> SOURCE DATA:
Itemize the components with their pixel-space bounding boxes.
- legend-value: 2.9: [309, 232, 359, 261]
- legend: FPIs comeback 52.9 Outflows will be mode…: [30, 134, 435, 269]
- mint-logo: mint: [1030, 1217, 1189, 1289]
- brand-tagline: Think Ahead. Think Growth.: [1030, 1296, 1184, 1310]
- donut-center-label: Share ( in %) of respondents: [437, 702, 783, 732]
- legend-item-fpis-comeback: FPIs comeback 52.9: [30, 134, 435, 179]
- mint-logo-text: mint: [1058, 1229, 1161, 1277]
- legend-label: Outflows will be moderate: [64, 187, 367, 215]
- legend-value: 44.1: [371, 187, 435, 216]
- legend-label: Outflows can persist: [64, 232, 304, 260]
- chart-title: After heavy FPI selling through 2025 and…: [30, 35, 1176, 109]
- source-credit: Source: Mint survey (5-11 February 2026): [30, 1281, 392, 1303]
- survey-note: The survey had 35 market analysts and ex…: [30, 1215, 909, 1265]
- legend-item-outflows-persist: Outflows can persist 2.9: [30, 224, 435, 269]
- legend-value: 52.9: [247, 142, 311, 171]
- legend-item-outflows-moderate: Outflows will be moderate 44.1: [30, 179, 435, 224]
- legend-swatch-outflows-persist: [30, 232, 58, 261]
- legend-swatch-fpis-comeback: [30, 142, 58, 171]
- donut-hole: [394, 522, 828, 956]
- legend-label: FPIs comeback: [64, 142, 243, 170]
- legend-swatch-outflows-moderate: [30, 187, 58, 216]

> WHAT IS EXPECTED: Quote verbatim the entries from their first line through the line containing "- legend-value: 52.9: [247, 142, 311, 171]", including both of those lines.

> COMPLETE RESPONSE:
Itemize the components with their pixel-space bounding boxes.
- legend-value: 2.9: [309, 232, 359, 261]
- legend: FPIs comeback 52.9 Outflows will be mode…: [30, 134, 435, 269]
- mint-logo: mint: [1030, 1217, 1189, 1289]
- brand-tagline: Think Ahead. Think Growth.: [1030, 1296, 1184, 1310]
- donut-center-label: Share ( in %) of respondents: [437, 702, 783, 732]
- legend-item-fpis-comeback: FPIs comeback 52.9: [30, 134, 435, 179]
- mint-logo-text: mint: [1058, 1229, 1161, 1277]
- legend-label: Outflows will be moderate: [64, 187, 367, 215]
- legend-value: 44.1: [371, 187, 435, 216]
- legend-label: Outflows can persist: [64, 232, 304, 260]
- chart-title: After heavy FPI selling through 2025 and…: [30, 35, 1176, 109]
- source-credit: Source: Mint survey (5-11 February 2026): [30, 1281, 392, 1303]
- survey-note: The survey had 35 market analysts and ex…: [30, 1215, 909, 1265]
- legend-item-outflows-persist: Outflows can persist 2.9: [30, 224, 435, 269]
- legend-value: 52.9: [247, 142, 311, 171]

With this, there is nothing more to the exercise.